> [EXERCISE DETAILS]
Work out how many lines in the entries contain the string "name", and give nothing but that number.

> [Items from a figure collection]
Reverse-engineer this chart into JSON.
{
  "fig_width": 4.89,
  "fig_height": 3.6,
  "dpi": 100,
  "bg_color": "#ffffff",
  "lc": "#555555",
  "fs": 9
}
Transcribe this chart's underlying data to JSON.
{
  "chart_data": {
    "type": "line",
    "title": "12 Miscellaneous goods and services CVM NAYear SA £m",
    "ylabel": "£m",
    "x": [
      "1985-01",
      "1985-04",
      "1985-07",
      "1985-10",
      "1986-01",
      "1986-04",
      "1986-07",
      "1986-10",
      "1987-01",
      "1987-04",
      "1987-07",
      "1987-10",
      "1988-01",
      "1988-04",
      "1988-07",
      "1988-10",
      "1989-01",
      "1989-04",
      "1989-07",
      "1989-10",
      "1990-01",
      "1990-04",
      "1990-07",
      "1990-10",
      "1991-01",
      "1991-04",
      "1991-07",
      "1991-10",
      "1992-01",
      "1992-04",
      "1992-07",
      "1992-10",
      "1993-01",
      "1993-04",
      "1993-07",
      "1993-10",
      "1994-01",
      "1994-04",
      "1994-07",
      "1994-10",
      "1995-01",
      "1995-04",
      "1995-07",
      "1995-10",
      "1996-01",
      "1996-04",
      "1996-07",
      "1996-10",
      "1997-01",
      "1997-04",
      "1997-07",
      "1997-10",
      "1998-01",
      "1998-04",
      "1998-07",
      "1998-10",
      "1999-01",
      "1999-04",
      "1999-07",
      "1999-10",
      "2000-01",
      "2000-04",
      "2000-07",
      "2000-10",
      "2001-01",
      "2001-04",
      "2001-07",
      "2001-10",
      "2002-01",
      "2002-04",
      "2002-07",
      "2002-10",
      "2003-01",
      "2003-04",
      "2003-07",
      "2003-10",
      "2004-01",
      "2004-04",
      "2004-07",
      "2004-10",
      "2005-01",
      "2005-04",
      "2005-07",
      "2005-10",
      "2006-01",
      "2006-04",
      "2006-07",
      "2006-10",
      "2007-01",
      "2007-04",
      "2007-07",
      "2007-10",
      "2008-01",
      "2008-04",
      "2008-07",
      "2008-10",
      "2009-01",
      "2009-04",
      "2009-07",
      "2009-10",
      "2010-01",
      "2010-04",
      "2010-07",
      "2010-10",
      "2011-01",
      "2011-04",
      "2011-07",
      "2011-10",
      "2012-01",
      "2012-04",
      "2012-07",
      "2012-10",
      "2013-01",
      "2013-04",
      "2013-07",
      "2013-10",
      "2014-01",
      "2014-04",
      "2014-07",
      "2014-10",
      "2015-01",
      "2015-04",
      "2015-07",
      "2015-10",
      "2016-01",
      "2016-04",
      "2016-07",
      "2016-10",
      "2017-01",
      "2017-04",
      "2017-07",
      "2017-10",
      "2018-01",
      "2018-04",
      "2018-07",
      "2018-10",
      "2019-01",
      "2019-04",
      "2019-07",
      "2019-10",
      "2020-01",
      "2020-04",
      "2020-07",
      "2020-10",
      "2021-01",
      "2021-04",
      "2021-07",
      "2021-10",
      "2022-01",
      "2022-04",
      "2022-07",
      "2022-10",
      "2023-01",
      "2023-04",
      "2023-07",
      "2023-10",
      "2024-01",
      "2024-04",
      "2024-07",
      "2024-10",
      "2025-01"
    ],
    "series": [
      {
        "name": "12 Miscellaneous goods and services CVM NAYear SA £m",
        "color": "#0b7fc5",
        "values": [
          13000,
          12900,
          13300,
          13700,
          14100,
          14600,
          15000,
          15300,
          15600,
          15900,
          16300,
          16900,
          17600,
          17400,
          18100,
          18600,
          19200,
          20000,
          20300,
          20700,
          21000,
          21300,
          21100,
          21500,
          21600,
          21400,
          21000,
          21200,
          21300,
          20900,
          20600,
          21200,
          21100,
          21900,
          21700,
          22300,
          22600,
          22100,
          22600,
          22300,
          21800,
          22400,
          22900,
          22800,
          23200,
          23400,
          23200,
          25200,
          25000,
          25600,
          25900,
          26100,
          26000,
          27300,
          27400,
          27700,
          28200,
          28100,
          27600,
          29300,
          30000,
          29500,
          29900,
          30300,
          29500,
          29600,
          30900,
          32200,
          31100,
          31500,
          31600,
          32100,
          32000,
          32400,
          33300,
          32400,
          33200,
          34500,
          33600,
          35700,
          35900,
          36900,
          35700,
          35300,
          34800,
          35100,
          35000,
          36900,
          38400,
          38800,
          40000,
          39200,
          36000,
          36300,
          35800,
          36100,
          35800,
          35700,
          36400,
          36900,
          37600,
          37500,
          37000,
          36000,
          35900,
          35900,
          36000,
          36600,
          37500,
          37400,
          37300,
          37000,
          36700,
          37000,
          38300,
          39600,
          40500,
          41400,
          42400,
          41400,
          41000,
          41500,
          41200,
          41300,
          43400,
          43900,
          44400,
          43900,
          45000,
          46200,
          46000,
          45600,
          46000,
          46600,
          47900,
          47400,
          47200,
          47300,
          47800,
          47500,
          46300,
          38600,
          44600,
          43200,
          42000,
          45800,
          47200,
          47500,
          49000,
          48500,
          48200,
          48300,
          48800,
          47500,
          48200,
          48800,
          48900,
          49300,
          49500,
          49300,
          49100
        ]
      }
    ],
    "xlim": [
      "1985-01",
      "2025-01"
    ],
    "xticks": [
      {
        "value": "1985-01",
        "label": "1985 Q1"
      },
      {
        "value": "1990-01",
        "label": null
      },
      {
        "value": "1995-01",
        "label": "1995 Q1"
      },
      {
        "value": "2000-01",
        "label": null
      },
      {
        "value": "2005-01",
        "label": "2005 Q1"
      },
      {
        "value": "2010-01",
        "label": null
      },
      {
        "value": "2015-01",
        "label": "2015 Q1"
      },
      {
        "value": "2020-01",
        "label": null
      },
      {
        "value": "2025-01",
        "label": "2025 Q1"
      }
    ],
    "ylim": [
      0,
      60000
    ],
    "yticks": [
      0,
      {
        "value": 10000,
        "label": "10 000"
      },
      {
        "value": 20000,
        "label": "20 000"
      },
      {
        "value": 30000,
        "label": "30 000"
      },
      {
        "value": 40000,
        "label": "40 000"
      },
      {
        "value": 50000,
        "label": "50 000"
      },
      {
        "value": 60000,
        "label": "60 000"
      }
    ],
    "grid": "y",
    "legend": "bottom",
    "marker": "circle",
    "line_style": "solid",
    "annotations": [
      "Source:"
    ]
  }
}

---

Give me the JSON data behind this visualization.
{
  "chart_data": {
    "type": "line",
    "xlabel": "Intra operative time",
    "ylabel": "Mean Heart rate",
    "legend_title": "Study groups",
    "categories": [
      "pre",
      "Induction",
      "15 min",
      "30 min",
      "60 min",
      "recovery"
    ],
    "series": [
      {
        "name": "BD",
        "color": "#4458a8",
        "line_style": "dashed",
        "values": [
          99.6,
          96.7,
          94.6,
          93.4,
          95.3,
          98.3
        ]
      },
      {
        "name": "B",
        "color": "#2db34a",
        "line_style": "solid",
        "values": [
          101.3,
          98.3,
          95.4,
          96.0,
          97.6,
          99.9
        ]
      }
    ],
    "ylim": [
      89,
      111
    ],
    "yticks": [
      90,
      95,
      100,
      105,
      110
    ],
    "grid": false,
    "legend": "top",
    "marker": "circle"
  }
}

--

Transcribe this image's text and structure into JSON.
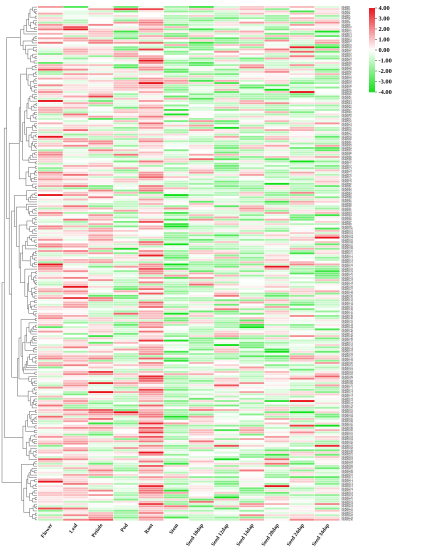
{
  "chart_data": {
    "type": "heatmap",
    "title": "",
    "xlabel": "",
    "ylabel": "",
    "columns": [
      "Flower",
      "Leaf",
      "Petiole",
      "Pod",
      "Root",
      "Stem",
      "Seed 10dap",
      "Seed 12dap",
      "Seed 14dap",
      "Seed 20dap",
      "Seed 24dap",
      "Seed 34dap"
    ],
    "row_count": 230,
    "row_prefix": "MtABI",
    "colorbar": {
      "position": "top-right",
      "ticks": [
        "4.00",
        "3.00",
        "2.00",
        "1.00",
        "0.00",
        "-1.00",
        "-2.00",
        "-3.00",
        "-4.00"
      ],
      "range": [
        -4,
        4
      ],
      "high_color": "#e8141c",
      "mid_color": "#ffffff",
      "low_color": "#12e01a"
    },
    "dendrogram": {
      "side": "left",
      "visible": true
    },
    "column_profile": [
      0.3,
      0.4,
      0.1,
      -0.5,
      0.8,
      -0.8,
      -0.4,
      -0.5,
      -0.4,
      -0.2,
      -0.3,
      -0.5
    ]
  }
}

> [SOLUTION]
3